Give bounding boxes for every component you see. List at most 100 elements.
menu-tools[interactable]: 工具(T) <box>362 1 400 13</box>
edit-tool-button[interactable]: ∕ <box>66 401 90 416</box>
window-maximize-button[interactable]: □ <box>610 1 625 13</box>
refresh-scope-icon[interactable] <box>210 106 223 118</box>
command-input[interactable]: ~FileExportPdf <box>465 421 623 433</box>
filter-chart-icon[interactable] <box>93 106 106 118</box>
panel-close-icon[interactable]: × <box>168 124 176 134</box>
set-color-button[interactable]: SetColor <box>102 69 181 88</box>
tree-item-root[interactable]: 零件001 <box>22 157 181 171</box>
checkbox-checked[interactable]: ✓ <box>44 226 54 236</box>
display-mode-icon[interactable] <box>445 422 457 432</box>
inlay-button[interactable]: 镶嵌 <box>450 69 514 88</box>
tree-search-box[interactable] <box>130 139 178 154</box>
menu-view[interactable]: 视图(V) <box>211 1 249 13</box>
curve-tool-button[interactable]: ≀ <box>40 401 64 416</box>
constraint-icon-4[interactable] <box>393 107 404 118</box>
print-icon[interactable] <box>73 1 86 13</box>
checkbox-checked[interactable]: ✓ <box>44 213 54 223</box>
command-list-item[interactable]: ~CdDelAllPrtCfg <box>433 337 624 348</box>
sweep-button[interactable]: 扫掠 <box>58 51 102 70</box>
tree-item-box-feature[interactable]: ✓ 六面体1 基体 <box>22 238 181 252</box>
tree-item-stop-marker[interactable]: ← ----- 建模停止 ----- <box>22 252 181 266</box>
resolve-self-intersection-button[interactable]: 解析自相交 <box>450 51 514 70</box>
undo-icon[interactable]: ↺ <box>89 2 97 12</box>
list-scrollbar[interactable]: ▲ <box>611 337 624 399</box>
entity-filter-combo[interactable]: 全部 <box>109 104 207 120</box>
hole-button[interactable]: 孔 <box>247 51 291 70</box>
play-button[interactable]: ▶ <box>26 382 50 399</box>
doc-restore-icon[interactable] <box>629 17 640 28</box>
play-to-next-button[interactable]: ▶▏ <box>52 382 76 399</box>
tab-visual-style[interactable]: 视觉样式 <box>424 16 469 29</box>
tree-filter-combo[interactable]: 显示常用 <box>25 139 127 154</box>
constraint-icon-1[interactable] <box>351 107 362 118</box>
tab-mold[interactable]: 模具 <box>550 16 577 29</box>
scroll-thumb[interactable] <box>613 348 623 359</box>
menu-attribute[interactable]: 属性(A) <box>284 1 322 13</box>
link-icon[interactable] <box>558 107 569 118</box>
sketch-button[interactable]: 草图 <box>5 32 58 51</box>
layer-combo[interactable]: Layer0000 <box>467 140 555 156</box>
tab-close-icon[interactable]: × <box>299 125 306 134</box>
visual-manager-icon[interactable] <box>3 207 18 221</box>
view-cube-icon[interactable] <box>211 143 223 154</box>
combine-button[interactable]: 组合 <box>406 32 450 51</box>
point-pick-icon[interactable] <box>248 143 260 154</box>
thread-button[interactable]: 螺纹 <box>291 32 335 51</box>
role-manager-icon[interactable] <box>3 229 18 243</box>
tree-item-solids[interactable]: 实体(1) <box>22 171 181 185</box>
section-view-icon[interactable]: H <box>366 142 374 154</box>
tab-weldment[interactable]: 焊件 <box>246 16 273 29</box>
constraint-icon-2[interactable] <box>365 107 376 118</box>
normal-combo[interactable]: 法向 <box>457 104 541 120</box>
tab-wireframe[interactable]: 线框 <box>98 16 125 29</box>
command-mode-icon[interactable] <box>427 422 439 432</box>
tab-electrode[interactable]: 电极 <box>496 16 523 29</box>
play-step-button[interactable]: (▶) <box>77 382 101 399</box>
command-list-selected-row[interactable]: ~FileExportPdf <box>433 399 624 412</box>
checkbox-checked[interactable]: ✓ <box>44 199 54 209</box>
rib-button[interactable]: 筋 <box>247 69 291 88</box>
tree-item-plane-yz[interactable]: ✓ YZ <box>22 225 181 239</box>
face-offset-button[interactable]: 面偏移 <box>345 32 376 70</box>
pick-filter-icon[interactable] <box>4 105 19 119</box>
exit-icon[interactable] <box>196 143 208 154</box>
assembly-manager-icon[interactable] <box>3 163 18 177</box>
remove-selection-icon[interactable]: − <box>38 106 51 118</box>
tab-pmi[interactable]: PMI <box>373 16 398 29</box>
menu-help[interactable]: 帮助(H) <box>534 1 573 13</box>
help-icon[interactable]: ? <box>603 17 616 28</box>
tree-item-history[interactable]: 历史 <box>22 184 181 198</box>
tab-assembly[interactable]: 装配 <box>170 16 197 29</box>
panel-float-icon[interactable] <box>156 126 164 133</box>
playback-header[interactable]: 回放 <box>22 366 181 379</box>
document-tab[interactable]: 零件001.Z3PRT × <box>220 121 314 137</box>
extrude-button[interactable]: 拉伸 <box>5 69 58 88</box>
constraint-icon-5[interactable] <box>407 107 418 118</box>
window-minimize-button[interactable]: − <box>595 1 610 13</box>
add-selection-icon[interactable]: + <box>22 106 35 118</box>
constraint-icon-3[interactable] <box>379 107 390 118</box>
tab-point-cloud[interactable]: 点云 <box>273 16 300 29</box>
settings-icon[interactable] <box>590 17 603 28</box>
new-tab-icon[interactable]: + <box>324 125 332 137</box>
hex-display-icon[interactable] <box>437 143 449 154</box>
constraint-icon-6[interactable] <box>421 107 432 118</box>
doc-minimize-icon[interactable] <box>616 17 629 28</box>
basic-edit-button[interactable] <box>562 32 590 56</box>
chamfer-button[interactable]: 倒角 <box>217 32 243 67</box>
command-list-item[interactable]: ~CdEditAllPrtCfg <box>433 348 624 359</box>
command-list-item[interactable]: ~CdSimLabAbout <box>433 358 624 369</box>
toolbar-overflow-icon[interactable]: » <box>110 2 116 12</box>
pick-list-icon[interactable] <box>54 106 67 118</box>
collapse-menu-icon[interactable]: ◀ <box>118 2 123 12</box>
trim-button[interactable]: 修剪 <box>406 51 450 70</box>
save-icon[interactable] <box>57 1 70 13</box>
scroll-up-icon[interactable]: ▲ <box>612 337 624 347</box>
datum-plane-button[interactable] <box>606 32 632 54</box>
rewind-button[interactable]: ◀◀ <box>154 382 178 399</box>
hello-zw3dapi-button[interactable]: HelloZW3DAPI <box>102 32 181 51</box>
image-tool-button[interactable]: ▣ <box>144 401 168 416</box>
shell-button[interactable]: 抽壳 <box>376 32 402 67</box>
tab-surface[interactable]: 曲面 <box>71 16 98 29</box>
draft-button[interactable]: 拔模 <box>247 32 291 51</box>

◆ PROBLEM DESCRIPTION: Copy out every row above, changing each "command-list-item" to "command-entry" and leaving the rest unchanged.

◆ FINISHED ANSWER:
Give bounding boxes for every component you see. List at most 100 elements.
menu-tools[interactable]: 工具(T) <box>362 1 400 13</box>
edit-tool-button[interactable]: ∕ <box>66 401 90 416</box>
window-maximize-button[interactable]: □ <box>610 1 625 13</box>
refresh-scope-icon[interactable] <box>210 106 223 118</box>
command-input[interactable]: ~FileExportPdf <box>465 421 623 433</box>
filter-chart-icon[interactable] <box>93 106 106 118</box>
panel-close-icon[interactable]: × <box>168 124 176 134</box>
set-color-button[interactable]: SetColor <box>102 69 181 88</box>
tree-item-root[interactable]: 零件001 <box>22 157 181 171</box>
checkbox-checked[interactable]: ✓ <box>44 226 54 236</box>
display-mode-icon[interactable] <box>445 422 457 432</box>
inlay-button[interactable]: 镶嵌 <box>450 69 514 88</box>
tree-search-box[interactable] <box>130 139 178 154</box>
menu-view[interactable]: 视图(V) <box>211 1 249 13</box>
curve-tool-button[interactable]: ≀ <box>40 401 64 416</box>
constraint-icon-4[interactable] <box>393 107 404 118</box>
print-icon[interactable] <box>73 1 86 13</box>
checkbox-checked[interactable]: ✓ <box>44 213 54 223</box>
command-entry[interactable]: ~CdDelAllPrtCfg <box>433 337 624 348</box>
sweep-button[interactable]: 扫掠 <box>58 51 102 70</box>
tree-item-box-feature[interactable]: ✓ 六面体1 基体 <box>22 238 181 252</box>
tree-item-stop-marker[interactable]: ← ----- 建模停止 ----- <box>22 252 181 266</box>
resolve-self-intersection-button[interactable]: 解析自相交 <box>450 51 514 70</box>
undo-icon[interactable]: ↺ <box>89 2 97 12</box>
list-scrollbar[interactable]: ▲ <box>611 337 624 399</box>
entity-filter-combo[interactable]: 全部 <box>109 104 207 120</box>
hole-button[interactable]: 孔 <box>247 51 291 70</box>
play-button[interactable]: ▶ <box>26 382 50 399</box>
doc-restore-icon[interactable] <box>629 17 640 28</box>
play-to-next-button[interactable]: ▶▏ <box>52 382 76 399</box>
tab-visual-style[interactable]: 视觉样式 <box>424 16 469 29</box>
tree-filter-combo[interactable]: 显示常用 <box>25 139 127 154</box>
constraint-icon-1[interactable] <box>351 107 362 118</box>
tab-mold[interactable]: 模具 <box>550 16 577 29</box>
scroll-thumb[interactable] <box>613 348 623 359</box>
menu-attribute[interactable]: 属性(A) <box>284 1 322 13</box>
link-icon[interactable] <box>558 107 569 118</box>
sketch-button[interactable]: 草图 <box>5 32 58 51</box>
layer-combo[interactable]: Layer0000 <box>467 140 555 156</box>
tab-close-icon[interactable]: × <box>299 125 306 134</box>
visual-manager-icon[interactable] <box>3 207 18 221</box>
view-cube-icon[interactable] <box>211 143 223 154</box>
combine-button[interactable]: 组合 <box>406 32 450 51</box>
point-pick-icon[interactable] <box>248 143 260 154</box>
thread-button[interactable]: 螺纹 <box>291 32 335 51</box>
role-manager-icon[interactable] <box>3 229 18 243</box>
tree-item-solids[interactable]: 实体(1) <box>22 171 181 185</box>
section-view-icon[interactable]: H <box>366 142 374 154</box>
tab-weldment[interactable]: 焊件 <box>246 16 273 29</box>
constraint-icon-2[interactable] <box>365 107 376 118</box>
normal-combo[interactable]: 法向 <box>457 104 541 120</box>
tab-wireframe[interactable]: 线框 <box>98 16 125 29</box>
command-mode-icon[interactable] <box>427 422 439 432</box>
tab-electrode[interactable]: 电极 <box>496 16 523 29</box>
play-step-button[interactable]: (▶) <box>77 382 101 399</box>
command-list-selected-row[interactable]: ~FileExportPdf <box>433 399 624 412</box>
checkbox-checked[interactable]: ✓ <box>44 199 54 209</box>
rib-button[interactable]: 筋 <box>247 69 291 88</box>
tree-item-plane-yz[interactable]: ✓ YZ <box>22 225 181 239</box>
face-offset-button[interactable]: 面偏移 <box>345 32 376 70</box>
pick-filter-icon[interactable] <box>4 105 19 119</box>
exit-icon[interactable] <box>196 143 208 154</box>
assembly-manager-icon[interactable] <box>3 163 18 177</box>
remove-selection-icon[interactable]: − <box>38 106 51 118</box>
tab-pmi[interactable]: PMI <box>373 16 398 29</box>
menu-help[interactable]: 帮助(H) <box>534 1 573 13</box>
help-icon[interactable]: ? <box>603 17 616 28</box>
tree-item-history[interactable]: 历史 <box>22 184 181 198</box>
tab-assembly[interactable]: 装配 <box>170 16 197 29</box>
panel-float-icon[interactable] <box>156 126 164 133</box>
playback-header[interactable]: 回放 <box>22 366 181 379</box>
document-tab[interactable]: 零件001.Z3PRT × <box>220 121 314 137</box>
extrude-button[interactable]: 拉伸 <box>5 69 58 88</box>
constraint-icon-5[interactable] <box>407 107 418 118</box>
window-minimize-button[interactable]: − <box>595 1 610 13</box>
add-selection-icon[interactable]: + <box>22 106 35 118</box>
constraint-icon-3[interactable] <box>379 107 390 118</box>
tab-point-cloud[interactable]: 点云 <box>273 16 300 29</box>
settings-icon[interactable] <box>590 17 603 28</box>
new-tab-icon[interactable]: + <box>324 125 332 137</box>
hex-display-icon[interactable] <box>437 143 449 154</box>
constraint-icon-6[interactable] <box>421 107 432 118</box>
doc-minimize-icon[interactable] <box>616 17 629 28</box>
basic-edit-button[interactable] <box>562 32 590 56</box>
chamfer-button[interactable]: 倒角 <box>217 32 243 67</box>
command-entry[interactable]: ~CdEditAllPrtCfg <box>433 348 624 359</box>
command-entry[interactable]: ~CdSimLabAbout <box>433 358 624 369</box>
toolbar-overflow-icon[interactable]: » <box>110 2 116 12</box>
pick-list-icon[interactable] <box>54 106 67 118</box>
collapse-menu-icon[interactable]: ◀ <box>118 2 123 12</box>
trim-button[interactable]: 修剪 <box>406 51 450 70</box>
save-icon[interactable] <box>57 1 70 13</box>
scroll-up-icon[interactable]: ▲ <box>612 337 624 347</box>
datum-plane-button[interactable] <box>606 32 632 54</box>
rewind-button[interactable]: ◀◀ <box>154 382 178 399</box>
hello-zw3dapi-button[interactable]: HelloZW3DAPI <box>102 32 181 51</box>
image-tool-button[interactable]: ▣ <box>144 401 168 416</box>
shell-button[interactable]: 抽壳 <box>376 32 402 67</box>
tab-surface[interactable]: 曲面 <box>71 16 98 29</box>
draft-button[interactable]: 拔模 <box>247 32 291 51</box>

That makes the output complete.